Items from a data source
◆ ◆ ◆

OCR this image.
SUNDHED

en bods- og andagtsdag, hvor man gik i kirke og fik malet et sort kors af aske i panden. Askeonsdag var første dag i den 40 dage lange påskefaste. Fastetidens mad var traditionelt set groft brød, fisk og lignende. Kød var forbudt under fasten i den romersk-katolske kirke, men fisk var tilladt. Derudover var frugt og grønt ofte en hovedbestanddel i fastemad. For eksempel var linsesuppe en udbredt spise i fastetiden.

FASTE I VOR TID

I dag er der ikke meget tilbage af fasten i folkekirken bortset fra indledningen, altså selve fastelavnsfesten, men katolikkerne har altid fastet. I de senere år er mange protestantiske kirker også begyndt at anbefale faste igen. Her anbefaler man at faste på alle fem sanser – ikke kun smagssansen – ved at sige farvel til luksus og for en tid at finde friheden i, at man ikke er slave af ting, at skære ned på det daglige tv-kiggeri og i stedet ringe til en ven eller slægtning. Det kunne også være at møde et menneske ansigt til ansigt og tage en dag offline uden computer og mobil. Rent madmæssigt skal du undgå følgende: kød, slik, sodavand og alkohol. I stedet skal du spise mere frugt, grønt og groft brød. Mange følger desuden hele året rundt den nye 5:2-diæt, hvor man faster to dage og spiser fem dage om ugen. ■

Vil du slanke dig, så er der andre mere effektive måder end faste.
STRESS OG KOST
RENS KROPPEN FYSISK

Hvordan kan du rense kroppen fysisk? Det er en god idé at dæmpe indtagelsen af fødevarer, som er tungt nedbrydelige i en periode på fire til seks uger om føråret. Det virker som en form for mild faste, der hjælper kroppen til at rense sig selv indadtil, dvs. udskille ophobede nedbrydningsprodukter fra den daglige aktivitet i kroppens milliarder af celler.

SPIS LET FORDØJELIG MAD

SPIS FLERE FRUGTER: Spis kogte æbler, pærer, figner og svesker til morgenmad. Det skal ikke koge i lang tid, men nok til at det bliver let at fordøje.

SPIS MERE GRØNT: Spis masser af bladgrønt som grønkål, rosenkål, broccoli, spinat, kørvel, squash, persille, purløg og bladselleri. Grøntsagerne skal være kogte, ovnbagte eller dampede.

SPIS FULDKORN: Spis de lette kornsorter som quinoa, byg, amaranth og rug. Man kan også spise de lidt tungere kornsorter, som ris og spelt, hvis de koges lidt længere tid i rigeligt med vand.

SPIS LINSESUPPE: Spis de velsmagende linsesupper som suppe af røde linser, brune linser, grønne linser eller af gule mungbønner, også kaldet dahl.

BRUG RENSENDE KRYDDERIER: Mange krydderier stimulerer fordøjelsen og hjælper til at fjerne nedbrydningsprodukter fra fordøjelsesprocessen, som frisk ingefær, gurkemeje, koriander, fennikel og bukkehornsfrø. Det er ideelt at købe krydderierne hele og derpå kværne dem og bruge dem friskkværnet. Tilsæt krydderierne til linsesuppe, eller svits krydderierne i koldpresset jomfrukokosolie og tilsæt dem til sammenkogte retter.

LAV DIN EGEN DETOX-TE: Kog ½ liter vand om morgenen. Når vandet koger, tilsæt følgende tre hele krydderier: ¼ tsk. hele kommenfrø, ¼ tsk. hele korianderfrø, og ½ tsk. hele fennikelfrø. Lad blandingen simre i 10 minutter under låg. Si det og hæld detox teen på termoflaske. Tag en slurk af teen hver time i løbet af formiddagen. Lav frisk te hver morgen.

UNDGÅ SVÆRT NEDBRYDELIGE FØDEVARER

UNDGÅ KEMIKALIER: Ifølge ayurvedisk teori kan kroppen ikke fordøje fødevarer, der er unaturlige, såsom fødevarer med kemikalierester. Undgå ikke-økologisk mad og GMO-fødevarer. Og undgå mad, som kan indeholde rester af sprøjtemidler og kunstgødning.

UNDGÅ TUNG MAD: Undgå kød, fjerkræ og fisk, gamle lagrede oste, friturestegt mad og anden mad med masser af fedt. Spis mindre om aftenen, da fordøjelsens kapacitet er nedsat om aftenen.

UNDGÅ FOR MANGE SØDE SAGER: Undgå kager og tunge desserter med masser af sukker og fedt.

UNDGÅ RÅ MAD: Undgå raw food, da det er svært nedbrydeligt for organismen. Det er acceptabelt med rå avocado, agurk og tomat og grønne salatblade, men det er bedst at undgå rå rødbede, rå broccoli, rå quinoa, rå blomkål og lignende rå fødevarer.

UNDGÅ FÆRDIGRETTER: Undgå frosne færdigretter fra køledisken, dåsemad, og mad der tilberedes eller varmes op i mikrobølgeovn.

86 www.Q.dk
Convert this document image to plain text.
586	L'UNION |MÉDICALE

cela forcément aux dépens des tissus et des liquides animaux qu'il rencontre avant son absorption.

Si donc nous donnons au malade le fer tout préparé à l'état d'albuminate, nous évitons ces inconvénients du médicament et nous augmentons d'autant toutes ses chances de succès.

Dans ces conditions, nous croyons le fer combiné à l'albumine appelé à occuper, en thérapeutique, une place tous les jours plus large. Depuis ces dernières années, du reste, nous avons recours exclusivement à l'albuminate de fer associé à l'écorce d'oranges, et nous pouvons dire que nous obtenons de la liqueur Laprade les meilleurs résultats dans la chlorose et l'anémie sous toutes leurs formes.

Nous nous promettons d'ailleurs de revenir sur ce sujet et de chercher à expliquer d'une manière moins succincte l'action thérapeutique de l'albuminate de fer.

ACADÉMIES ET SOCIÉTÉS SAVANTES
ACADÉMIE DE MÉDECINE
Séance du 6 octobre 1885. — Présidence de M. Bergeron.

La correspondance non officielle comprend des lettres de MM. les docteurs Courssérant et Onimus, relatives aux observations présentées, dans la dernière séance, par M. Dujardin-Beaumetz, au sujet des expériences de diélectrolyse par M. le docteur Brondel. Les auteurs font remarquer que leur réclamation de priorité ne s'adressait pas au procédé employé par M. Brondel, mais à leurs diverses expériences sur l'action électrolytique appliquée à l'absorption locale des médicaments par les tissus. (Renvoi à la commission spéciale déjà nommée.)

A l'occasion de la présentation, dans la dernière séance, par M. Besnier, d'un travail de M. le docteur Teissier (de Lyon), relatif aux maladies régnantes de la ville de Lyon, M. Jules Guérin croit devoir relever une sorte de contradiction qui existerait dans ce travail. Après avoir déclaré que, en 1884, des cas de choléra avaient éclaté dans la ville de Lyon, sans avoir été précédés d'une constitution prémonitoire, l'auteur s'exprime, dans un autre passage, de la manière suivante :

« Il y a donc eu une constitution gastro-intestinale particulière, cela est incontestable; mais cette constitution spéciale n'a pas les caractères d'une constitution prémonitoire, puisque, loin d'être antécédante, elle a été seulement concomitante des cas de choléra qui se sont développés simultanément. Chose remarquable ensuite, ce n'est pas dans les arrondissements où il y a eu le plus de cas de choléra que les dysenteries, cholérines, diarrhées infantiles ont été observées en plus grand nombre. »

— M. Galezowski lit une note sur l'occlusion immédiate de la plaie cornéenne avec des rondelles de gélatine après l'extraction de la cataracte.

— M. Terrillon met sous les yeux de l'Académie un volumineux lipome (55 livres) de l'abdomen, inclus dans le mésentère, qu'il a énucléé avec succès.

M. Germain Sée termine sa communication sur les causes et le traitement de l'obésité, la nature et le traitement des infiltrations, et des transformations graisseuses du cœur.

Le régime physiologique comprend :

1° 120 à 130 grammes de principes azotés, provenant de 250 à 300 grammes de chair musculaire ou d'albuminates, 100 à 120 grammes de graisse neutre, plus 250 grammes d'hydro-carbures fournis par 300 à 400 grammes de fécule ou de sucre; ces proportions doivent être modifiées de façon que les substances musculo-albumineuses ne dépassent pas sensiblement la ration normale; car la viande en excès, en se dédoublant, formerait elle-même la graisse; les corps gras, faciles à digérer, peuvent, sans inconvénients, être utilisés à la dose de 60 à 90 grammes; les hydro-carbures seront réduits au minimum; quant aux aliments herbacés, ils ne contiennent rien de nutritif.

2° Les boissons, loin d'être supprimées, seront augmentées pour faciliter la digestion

◆ ◆ ◆

#### [Exercise task]
Say how many lines in the records contain the string "thérapeutique", and say nothing else.

#### [The solution]
2